_SHORT PROBLEM_
Without the images, write out the whole listing exactly.

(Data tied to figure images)
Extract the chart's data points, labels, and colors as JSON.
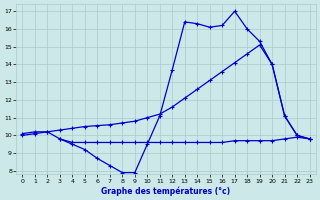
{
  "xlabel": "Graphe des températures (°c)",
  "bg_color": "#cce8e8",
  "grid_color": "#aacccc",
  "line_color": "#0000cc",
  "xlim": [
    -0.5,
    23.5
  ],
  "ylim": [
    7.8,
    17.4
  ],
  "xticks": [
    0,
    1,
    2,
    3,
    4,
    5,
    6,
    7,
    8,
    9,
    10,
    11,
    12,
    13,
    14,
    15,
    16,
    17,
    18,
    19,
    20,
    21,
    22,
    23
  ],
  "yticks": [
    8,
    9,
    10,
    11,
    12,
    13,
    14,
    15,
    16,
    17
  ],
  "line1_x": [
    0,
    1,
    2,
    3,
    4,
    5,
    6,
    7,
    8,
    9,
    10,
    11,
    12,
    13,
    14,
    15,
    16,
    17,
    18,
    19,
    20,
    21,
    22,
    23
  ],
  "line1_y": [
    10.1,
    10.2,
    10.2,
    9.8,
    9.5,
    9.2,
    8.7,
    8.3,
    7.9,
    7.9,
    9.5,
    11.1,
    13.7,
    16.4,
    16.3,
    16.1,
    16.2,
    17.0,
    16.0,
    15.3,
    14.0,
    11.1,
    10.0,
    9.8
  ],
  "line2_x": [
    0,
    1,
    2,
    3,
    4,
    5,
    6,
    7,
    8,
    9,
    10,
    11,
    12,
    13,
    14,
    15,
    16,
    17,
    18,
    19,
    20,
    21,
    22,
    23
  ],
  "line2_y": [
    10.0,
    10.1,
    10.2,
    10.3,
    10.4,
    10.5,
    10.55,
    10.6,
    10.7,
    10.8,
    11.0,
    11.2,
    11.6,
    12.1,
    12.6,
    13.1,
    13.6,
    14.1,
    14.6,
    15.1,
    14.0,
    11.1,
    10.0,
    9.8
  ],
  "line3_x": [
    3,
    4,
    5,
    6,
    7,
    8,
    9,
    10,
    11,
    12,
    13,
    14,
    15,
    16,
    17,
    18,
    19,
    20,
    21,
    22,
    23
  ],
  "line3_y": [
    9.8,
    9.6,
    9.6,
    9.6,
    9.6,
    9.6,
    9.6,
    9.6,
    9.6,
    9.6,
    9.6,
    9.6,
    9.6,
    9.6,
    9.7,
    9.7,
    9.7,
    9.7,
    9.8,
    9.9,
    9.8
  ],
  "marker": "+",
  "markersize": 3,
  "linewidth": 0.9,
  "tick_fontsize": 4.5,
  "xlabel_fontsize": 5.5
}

_COMPLETED EXERCISE_
Extract the chart's data points, labels, and colors as JSON.
{
  "xlabel": "Graphe des températures (°c)",
  "bg_color": "#cce8e8",
  "grid_color": "#aacccc",
  "line_color": "#0000cc",
  "xlim": [
    -0.5,
    23.5
  ],
  "ylim": [
    7.8,
    17.4
  ],
  "xticks": [
    0,
    1,
    2,
    3,
    4,
    5,
    6,
    7,
    8,
    9,
    10,
    11,
    12,
    13,
    14,
    15,
    16,
    17,
    18,
    19,
    20,
    21,
    22,
    23
  ],
  "yticks": [
    8,
    9,
    10,
    11,
    12,
    13,
    14,
    15,
    16,
    17
  ],
  "line1_x": [
    0,
    1,
    2,
    3,
    4,
    5,
    6,
    7,
    8,
    9,
    10,
    11,
    12,
    13,
    14,
    15,
    16,
    17,
    18,
    19,
    20,
    21,
    22,
    23
  ],
  "line1_y": [
    10.1,
    10.2,
    10.2,
    9.8,
    9.5,
    9.2,
    8.7,
    8.3,
    7.9,
    7.9,
    9.5,
    11.1,
    13.7,
    16.4,
    16.3,
    16.1,
    16.2,
    17.0,
    16.0,
    15.3,
    14.0,
    11.1,
    10.0,
    9.8
  ],
  "line2_x": [
    0,
    1,
    2,
    3,
    4,
    5,
    6,
    7,
    8,
    9,
    10,
    11,
    12,
    13,
    14,
    15,
    16,
    17,
    18,
    19,
    20,
    21,
    22,
    23
  ],
  "line2_y": [
    10.0,
    10.1,
    10.2,
    10.3,
    10.4,
    10.5,
    10.55,
    10.6,
    10.7,
    10.8,
    11.0,
    11.2,
    11.6,
    12.1,
    12.6,
    13.1,
    13.6,
    14.1,
    14.6,
    15.1,
    14.0,
    11.1,
    10.0,
    9.8
  ],
  "line3_x": [
    3,
    4,
    5,
    6,
    7,
    8,
    9,
    10,
    11,
    12,
    13,
    14,
    15,
    16,
    17,
    18,
    19,
    20,
    21,
    22,
    23
  ],
  "line3_y": [
    9.8,
    9.6,
    9.6,
    9.6,
    9.6,
    9.6,
    9.6,
    9.6,
    9.6,
    9.6,
    9.6,
    9.6,
    9.6,
    9.6,
    9.7,
    9.7,
    9.7,
    9.7,
    9.8,
    9.9,
    9.8
  ],
  "marker": "+",
  "markersize": 3,
  "linewidth": 0.9,
  "tick_fontsize": 4.5,
  "xlabel_fontsize": 5.5
}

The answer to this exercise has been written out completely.